WHAT TO PRODUCE: Restate the whole of the material. Keep every word, and drop the pictures.

[Stored data]

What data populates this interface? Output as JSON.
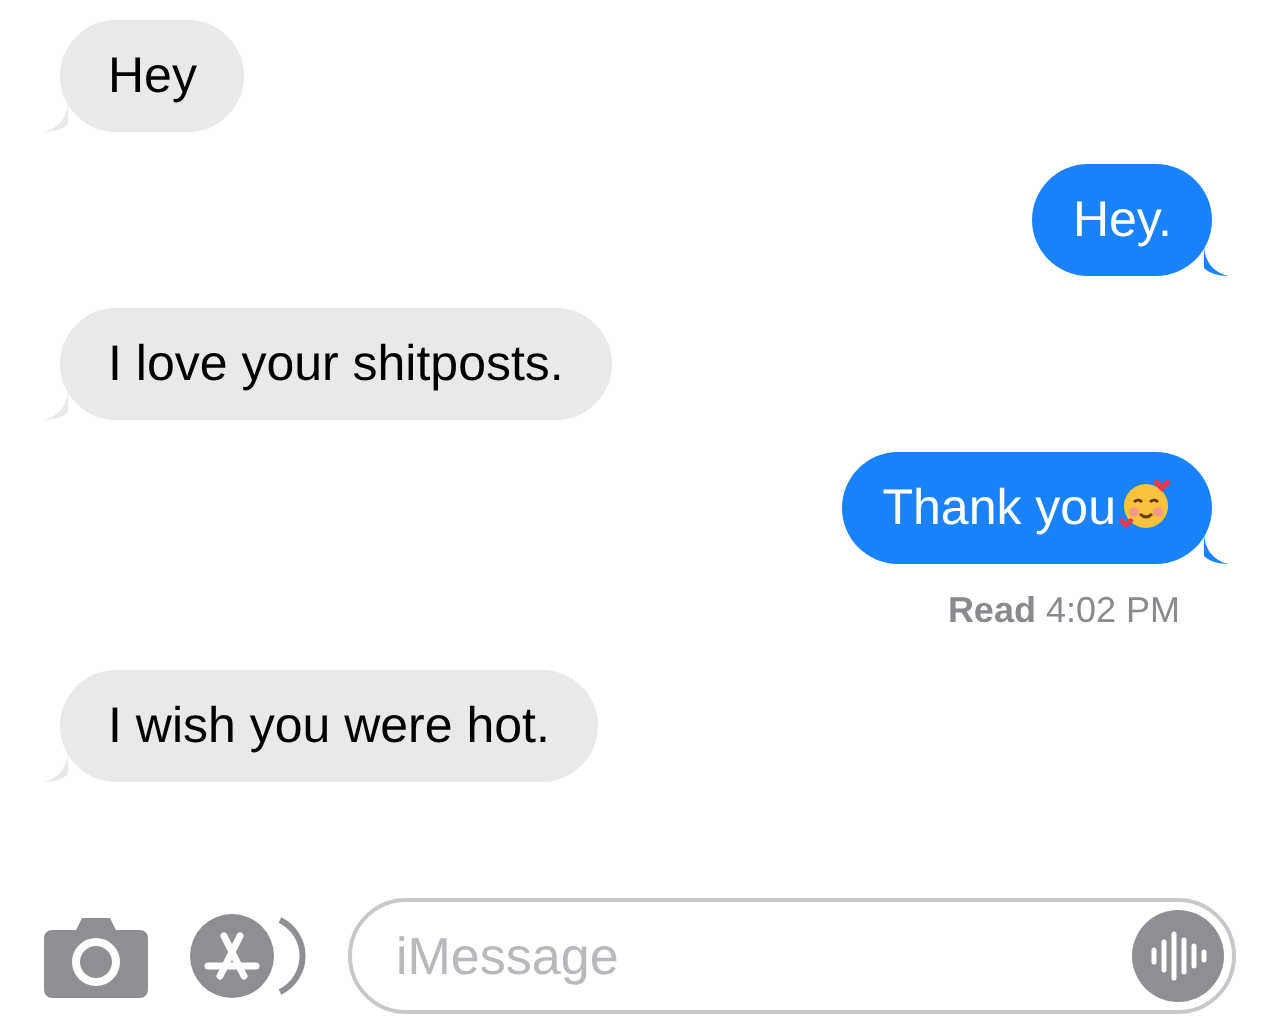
{
  "messages": [
    {
      "kind": "received",
      "text": "Hey"
    },
    {
      "kind": "sent",
      "text": "Hey."
    },
    {
      "kind": "received",
      "text": "I love your shitposts."
    },
    {
      "kind": "sent",
      "text": "Thank you",
      "emoji": true
    },
    {
      "kind": "receipt",
      "text": "**Read** 4:02 PM"
    },
    {
      "kind": "received",
      "text": "I wish you were hot."
    }
  ],
  "composer": {
    "placeholder": "iMessage"
  }
}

COMPLETED TASK:
What data populates this interface? Output as JSON.
{
  "messages": [
    {
      "kind": "received",
      "text": "Hey"
    },
    {
      "kind": "sent",
      "text": "Hey."
    },
    {
      "kind": "received",
      "text": "I love your shitposts."
    },
    {
      "kind": "sent",
      "text": "Thank you",
      "emoji": true
    },
    {
      "kind": "receipt",
      "text": "**Read** 4:02 PM"
    },
    {
      "kind": "received",
      "text": "I wish you were hot."
    }
  ],
  "composer": {
    "placeholder": "iMessage"
  }
}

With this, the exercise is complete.